### Given request
Count how many lines hold the string "бюджетным". Give that number alone.

### Available records
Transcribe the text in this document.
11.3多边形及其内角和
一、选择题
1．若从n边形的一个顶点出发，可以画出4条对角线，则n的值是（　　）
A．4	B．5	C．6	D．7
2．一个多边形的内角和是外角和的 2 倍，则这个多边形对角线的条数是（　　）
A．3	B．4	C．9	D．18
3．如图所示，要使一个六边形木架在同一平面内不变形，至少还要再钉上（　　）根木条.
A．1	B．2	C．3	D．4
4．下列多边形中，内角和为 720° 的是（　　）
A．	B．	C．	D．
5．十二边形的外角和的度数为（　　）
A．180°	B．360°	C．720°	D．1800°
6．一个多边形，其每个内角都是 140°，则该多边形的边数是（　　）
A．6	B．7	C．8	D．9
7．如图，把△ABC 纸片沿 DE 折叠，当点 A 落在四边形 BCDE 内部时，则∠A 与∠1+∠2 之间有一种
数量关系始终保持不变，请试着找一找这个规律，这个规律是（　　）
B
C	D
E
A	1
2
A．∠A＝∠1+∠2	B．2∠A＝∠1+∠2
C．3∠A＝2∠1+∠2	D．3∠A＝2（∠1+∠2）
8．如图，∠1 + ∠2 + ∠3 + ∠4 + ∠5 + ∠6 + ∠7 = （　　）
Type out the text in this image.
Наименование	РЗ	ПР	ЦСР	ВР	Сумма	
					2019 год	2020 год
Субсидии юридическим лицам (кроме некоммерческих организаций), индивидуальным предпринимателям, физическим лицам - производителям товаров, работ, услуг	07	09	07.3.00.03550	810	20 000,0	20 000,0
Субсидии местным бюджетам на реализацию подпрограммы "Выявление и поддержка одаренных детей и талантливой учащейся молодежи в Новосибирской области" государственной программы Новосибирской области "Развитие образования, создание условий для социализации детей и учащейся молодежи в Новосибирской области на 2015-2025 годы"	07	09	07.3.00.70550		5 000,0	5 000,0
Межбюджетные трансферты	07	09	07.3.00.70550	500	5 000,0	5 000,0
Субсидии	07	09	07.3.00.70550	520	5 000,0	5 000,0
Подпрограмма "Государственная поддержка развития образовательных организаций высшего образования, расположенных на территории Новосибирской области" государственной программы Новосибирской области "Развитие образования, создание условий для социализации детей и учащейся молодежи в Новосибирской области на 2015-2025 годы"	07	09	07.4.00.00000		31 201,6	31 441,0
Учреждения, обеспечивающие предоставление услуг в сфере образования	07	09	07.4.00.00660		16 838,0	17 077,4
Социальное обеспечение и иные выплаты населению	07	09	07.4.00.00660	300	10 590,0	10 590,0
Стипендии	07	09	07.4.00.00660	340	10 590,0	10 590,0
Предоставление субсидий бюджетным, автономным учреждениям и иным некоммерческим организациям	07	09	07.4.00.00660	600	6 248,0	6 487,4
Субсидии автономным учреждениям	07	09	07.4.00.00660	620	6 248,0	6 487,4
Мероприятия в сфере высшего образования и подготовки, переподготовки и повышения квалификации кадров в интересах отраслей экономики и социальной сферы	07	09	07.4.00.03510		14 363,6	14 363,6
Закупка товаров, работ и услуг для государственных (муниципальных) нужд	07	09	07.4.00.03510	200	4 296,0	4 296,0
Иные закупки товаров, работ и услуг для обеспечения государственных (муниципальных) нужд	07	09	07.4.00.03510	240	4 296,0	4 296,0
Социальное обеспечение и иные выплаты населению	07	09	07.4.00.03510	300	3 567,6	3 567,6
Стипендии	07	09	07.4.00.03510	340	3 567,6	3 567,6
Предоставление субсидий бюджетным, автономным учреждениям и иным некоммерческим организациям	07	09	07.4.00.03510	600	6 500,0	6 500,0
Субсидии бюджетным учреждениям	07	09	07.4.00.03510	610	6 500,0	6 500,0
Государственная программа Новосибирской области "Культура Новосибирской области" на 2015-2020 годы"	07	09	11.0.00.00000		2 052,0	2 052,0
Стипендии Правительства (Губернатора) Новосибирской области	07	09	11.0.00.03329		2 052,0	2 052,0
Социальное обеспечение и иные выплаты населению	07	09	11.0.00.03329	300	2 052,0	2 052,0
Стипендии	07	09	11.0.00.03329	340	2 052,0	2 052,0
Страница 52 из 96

### Correct answer
3